- **What to produce**: The data below is to be returned in full and exactly.

# start of Given records

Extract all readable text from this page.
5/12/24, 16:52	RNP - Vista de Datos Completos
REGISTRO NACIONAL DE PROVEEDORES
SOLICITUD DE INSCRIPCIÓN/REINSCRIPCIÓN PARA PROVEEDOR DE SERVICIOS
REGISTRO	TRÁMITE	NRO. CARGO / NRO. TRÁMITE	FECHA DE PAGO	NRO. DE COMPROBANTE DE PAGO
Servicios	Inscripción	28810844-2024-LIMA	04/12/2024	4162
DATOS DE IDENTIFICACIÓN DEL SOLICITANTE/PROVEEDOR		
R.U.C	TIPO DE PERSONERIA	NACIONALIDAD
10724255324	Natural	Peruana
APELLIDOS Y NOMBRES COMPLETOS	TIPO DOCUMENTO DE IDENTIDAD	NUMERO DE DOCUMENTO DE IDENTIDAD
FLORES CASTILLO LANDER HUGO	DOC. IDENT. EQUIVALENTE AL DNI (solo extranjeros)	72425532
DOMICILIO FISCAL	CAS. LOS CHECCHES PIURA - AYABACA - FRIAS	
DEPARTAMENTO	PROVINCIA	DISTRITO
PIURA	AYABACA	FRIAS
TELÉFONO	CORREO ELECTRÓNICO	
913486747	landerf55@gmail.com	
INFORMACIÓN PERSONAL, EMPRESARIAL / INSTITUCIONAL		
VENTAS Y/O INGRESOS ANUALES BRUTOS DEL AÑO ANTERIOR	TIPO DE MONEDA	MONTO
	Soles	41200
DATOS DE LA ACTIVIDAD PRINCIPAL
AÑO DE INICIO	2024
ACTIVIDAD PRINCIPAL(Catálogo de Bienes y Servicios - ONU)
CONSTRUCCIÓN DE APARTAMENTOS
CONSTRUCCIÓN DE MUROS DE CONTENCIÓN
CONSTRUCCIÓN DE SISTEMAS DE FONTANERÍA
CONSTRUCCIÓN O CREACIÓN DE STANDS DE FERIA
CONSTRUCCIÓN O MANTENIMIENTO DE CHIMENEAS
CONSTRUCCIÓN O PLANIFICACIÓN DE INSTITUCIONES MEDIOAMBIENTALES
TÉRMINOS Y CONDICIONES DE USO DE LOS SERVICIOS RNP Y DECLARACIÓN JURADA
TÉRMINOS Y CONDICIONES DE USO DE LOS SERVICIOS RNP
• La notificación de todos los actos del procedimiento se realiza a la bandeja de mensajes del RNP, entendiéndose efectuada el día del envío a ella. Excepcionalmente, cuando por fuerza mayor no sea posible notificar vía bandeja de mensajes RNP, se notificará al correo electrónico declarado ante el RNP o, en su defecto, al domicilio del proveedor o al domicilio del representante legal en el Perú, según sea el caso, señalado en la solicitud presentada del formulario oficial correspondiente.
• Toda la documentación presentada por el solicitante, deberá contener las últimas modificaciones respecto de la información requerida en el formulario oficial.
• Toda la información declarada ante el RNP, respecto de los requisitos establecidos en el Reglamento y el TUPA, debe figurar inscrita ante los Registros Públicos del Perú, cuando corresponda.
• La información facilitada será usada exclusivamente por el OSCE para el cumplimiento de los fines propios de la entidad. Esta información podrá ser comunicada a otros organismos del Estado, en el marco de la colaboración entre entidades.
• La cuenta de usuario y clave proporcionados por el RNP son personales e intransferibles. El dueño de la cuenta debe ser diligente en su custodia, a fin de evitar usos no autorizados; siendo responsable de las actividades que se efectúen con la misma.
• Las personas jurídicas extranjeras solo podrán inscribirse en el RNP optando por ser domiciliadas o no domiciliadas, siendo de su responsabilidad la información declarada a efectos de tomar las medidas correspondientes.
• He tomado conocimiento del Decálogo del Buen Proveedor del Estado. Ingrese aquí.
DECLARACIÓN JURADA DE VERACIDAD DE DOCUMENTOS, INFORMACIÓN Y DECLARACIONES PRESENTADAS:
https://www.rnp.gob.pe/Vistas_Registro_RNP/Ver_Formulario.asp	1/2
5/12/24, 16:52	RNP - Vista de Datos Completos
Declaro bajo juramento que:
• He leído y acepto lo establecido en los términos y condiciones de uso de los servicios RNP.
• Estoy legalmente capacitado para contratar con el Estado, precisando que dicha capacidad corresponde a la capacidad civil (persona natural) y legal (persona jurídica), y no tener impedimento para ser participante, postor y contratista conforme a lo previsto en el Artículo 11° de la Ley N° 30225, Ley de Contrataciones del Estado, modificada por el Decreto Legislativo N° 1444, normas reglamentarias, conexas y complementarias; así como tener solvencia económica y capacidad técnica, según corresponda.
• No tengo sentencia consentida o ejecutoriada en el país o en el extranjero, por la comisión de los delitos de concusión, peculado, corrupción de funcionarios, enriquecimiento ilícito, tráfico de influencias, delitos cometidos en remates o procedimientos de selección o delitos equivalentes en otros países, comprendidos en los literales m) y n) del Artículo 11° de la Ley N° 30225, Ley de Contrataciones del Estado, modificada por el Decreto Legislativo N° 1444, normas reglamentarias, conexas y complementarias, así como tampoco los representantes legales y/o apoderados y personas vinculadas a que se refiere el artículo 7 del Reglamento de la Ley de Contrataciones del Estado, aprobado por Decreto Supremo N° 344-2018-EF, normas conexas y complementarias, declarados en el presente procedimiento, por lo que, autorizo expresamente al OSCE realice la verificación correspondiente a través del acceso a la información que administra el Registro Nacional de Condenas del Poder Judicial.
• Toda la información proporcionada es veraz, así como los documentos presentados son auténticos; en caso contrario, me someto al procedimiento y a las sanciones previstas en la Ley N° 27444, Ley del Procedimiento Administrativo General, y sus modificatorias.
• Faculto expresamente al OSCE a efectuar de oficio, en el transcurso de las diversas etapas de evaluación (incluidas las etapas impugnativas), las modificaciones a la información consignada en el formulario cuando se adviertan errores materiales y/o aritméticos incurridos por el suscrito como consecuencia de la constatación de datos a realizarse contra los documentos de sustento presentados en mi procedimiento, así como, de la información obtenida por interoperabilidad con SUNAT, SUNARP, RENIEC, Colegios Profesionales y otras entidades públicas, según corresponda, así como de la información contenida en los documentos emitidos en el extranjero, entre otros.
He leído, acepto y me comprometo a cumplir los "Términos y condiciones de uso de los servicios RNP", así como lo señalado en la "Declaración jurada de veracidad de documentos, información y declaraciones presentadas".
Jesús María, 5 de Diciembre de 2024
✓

# end of Given records

- **Task response**:
Extract all readable text from this page.
5/12/24, 16:52	RNP - Vista de Datos Completos
REGISTRO NACIONAL DE PROVEEDORES
SOLICITUD DE INSCRIPCIÓN/REINSCRIPCIÓN PARA PROVEEDOR DE SERVICIOS
REGISTRO	TRÁMITE	NRO. CARGO / NRO. TRÁMITE	FECHA DE PAGO	NRO. DE COMPROBANTE DE PAGO
Servicios	Inscripción	28810844-2024-LIMA	04/12/2024	4162
DATOS DE IDENTIFICACIÓN DEL SOLICITANTE/PROVEEDOR		
R.U.C	TIPO DE PERSONERIA	NACIONALIDAD
10724255324	Natural	Peruana
APELLIDOS Y NOMBRES COMPLETOS	TIPO DOCUMENTO DE IDENTIDAD	NUMERO DE DOCUMENTO DE IDENTIDAD
FLORES CASTILLO LANDER HUGO	DOC. IDENT. EQUIVALENTE AL DNI (solo extranjeros)	72425532
DOMICILIO FISCAL	CAS. LOS CHECCHES PIURA - AYABACA - FRIAS	
DEPARTAMENTO	PROVINCIA	DISTRITO
PIURA	AYABACA	FRIAS
TELÉFONO	CORREO ELECTRÓNICO	
913486747	landerf55@gmail.com	
INFORMACIÓN PERSONAL, EMPRESARIAL / INSTITUCIONAL		
VENTAS Y/O INGRESOS ANUALES BRUTOS DEL AÑO ANTERIOR	TIPO DE MONEDA	MONTO
	Soles	41200
DATOS DE LA ACTIVIDAD PRINCIPAL
AÑO DE INICIO	2024
ACTIVIDAD PRINCIPAL(Catálogo de Bienes y Servicios - ONU)
CONSTRUCCIÓN DE APARTAMENTOS
CONSTRUCCIÓN DE MUROS DE CONTENCIÓN
CONSTRUCCIÓN DE SISTEMAS DE FONTANERÍA
CONSTRUCCIÓN O CREACIÓN DE STANDS DE FERIA
CONSTRUCCIÓN O MANTENIMIENTO DE CHIMENEAS
CONSTRUCCIÓN O PLANIFICACIÓN DE INSTITUCIONES MEDIOAMBIENTALES
TÉRMINOS Y CONDICIONES DE USO DE LOS SERVICIOS RNP Y DECLARACIÓN JURADA
TÉRMINOS Y CONDICIONES DE USO DE LOS SERVICIOS RNP
• La notificación de todos los actos del procedimiento se realiza a la bandeja de mensajes del RNP, entendiéndose efectuada el día del envío a ella. Excepcionalmente, cuando por fuerza mayor no sea posible notificar vía bandeja de mensajes RNP, se notificará al correo electrónico declarado ante el RNP o, en su defecto, al domicilio del proveedor o al domicilio del representante legal en el Perú, según sea el caso, señalado en la solicitud presentada del formulario oficial correspondiente.
• Toda la documentación presentada por el solicitante, deberá contener las últimas modificaciones respecto de la información requerida en el formulario oficial.
• Toda la información declarada ante el RNP, respecto de los requisitos establecidos en el Reglamento y el TUPA, debe figurar inscrita ante los Registros Públicos del Perú, cuando corresponda.
• La información facilitada será usada exclusivamente por el OSCE para el cumplimiento de los fines propios de la entidad. Esta información podrá ser comunicada a otros organismos del Estado, en el marco de la colaboración entre entidades.
• La cuenta de usuario y clave proporcionados por el RNP son personales e intransferibles. El dueño de la cuenta debe ser diligente en su custodia, a fin de evitar usos no autorizados; siendo responsable de las actividades que se efectúen con la misma.
• Las personas jurídicas extranjeras solo podrán inscribirse en el RNP optando por ser domiciliadas o no domiciliadas, siendo de su responsabilidad la información declarada a efectos de tomar las medidas correspondientes.
• He tomado conocimiento del Decálogo del Buen Proveedor del Estado. Ingrese aquí.
DECLARACIÓN JURADA DE VERACIDAD DE DOCUMENTOS, INFORMACIÓN Y DECLARACIONES PRESENTADAS:
https://www.rnp.gob.pe/Vistas_Registro_RNP/Ver_Formulario.asp	1/2
5/12/24, 16:52	RNP - Vista de Datos Completos
Declaro bajo juramento que:
• He leído y acepto lo establecido en los términos y condiciones de uso de los servicios RNP.
• Estoy legalmente capacitado para contratar con el Estado, precisando que dicha capacidad corresponde a la capacidad civil (persona natural) y legal (persona jurídica), y no tener impedimento para ser participante, postor y contratista conforme a lo previsto en el Artículo 11° de la Ley N° 30225, Ley de Contrataciones del Estado, modificada por el Decreto Legislativo N° 1444, normas reglamentarias, conexas y complementarias; así como tener solvencia económica y capacidad técnica, según corresponda.
• No tengo sentencia consentida o ejecutoriada en el país o en el extranjero, por la comisión de los delitos de concusión, peculado, corrupción de funcionarios, enriquecimiento ilícito, tráfico de influencias, delitos cometidos en remates o procedimientos de selección o delitos equivalentes en otros países, comprendidos en los literales m) y n) del Artículo 11° de la Ley N° 30225, Ley de Contrataciones del Estado, modificada por el Decreto Legislativo N° 1444, normas reglamentarias, conexas y complementarias, así como tampoco los representantes legales y/o apoderados y personas vinculadas a que se refiere el artículo 7 del Reglamento de la Ley de Contrataciones del Estado, aprobado por Decreto Supremo N° 344-2018-EF, normas conexas y complementarias, declarados en el presente procedimiento, por lo que, autorizo expresamente al OSCE realice la verificación correspondiente a través del acceso a la información que administra el Registro Nacional de Condenas del Poder Judicial.
• Toda la información proporcionada es veraz, así como los documentos presentados son auténticos; en caso contrario, me someto al procedimiento y a las sanciones previstas en la Ley N° 27444, Ley del Procedimiento Administrativo General, y sus modificatorias.
• Faculto expresamente al OSCE a efectuar de oficio, en el transcurso de las diversas etapas de evaluación (incluidas las etapas impugnativas), las modificaciones a la información consignada en el formulario cuando se adviertan errores materiales y/o aritméticos incurridos por el suscrito como consecuencia de la constatación de datos a realizarse contra los documentos de sustento presentados en mi procedimiento, así como, de la información obtenida por interoperabilidad con SUNAT, SUNARP, RENIEC, Colegios Profesionales y otras entidades públicas, según corresponda, así como de la información contenida en los documentos emitidos en el extranjero, entre otros.
He leído, acepto y me comprometo a cumplir los "Términos y condiciones de uso de los servicios RNP", así como lo señalado en la "Declaración jurada de veracidad de documentos, información y declaraciones presentadas".
Jesús María, 5 de Diciembre de 2024
✓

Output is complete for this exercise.